▶ **抽出テキスト**:
§ §

個人再生しても持ち家を残せる条件とは|住宅ローン有無に分けて解説
債務整理をする際、持ち家がどうなるのか不安に思っている方は少なくありません。個人再生は、持ち家を残せるだけでなく、競売にかけられた家を取り返せる可能性がある債務整理です。
これらが可能になるのは、個人再生に「住宅ローン特則(住宅資金特別条項)」が設けられているためです。今回は、個人再生において持ち家を残しながら債務整理ができる仕組みについて解説していきます。
【関連記事】個人再生に失敗したらどうなる?|失敗パターンと成功のための対策
【注目】家が競売される前に!! 家を残したい方限定 |
現在、家が競売にかけられてなくても、このまま借金問題を放置すると競売にかけられてしまう危険性があるでしょう。 「家を残したい」 「競売にかけられた家を取り戻したい」 とお考えの方は、早い段階で弁護士や司法書士などの債務整理の専門家に相談することおすすめします。 専門家への依頼では、以下のようなことが望めます。

§ §

▶ **資料**:

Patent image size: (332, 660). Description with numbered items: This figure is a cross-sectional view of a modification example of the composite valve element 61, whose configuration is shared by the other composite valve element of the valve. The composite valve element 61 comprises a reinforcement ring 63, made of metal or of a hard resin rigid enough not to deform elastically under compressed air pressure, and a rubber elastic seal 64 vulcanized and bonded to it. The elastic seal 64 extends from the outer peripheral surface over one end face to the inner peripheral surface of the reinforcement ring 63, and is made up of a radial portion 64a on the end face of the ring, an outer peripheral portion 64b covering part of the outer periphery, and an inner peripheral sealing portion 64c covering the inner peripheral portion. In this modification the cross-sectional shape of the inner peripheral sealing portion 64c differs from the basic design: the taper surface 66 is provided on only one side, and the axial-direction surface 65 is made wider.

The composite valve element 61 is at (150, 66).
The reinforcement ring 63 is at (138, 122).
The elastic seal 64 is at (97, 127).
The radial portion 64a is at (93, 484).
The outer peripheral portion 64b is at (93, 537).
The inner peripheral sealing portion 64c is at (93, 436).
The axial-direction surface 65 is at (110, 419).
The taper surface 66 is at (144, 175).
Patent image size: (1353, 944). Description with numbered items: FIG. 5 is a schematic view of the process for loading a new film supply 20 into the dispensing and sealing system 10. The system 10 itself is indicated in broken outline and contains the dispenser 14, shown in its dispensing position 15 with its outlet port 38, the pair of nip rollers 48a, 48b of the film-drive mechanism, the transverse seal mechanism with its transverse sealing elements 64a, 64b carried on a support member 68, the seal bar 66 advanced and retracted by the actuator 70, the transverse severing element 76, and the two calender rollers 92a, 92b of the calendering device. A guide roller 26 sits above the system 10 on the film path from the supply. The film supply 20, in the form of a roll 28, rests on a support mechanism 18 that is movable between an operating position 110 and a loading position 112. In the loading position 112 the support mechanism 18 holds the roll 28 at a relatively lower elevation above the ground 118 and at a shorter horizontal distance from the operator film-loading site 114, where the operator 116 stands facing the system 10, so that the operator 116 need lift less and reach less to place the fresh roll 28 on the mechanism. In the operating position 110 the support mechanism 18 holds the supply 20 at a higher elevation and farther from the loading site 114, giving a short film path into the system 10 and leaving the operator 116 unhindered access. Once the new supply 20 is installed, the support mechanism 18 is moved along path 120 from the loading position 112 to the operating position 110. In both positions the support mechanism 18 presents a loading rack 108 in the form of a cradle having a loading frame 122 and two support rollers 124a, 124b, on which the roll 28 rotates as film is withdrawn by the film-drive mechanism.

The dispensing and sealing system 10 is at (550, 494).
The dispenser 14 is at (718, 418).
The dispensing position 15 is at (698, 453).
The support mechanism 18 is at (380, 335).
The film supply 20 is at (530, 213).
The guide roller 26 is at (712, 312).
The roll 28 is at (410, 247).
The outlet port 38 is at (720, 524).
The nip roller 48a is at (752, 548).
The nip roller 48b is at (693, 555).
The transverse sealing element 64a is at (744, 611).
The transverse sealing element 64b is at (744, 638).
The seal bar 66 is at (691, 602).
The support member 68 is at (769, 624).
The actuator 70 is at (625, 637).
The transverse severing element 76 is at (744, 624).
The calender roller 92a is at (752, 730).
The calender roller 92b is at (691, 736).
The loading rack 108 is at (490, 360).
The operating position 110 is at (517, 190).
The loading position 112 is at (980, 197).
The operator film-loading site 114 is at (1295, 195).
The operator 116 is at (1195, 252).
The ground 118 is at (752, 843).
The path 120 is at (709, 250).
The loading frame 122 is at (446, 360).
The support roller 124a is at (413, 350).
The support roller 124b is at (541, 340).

§ §

▶ **課題**:
[A] 個人再生と持ち家についての文章によると、個人再生で持ち家を残しながら債務整理ができるのは、何が設けられているためか。
[B] 個人再生と持ち家についての文章の最後の文に続けて、その先を書いてください。

▶ **解答**:
[A] 個人再生に「住宅ローン特則(住宅資金特別条項)」が設けられているため。

[B]
借金原因は問いません。ひとりで悩まず、まずは専門家に相談してみましょう |
個人再生で家を残せる理由|住宅ローン特則とは
個人再生で最も特徴的なのが、住宅を残したまま債務整理が出来ることです。ここでは、個人再生で家を残せる理由について探っていきます。
個人再生で家が残せるのは住宅ローン特則があるから
個人再生を行いながら持ち家を残すには、住宅ローン特則(住宅資金特別条項)を利用する必要があります。
住宅ローン特則(住宅資金特別条項)とは、住宅ローン以外の借金については個人再生の整理対象とするものの、住宅ローンは従来通り支払続けることで持ち家を手元に残せる、という特則です。
持ち家は債務者の生活の拠点となるため、債務者の経済的再建がしやすいように、このような特則が認められています。
個人再生には、小規模個人再生と給与所得者等再生の2つがありますが、どちらの場合でも、住宅ローン特則を利用することができます。
住宅ローン特則の効果
住宅ローン特則の具体的な効果を箇条書きでまとめると、次のようになります。ただし、個々の事情によって特則の内容が変化します。下記の効果の全てが得られるわけではないので、注意が必要です。
- 強制的に行われた競売手続きを中止させることができる
- 住宅ローンを滞納していても、元本と損害金を分割で支払うことができる
- 住宅ローンの返済期間を延長できる(最大10年)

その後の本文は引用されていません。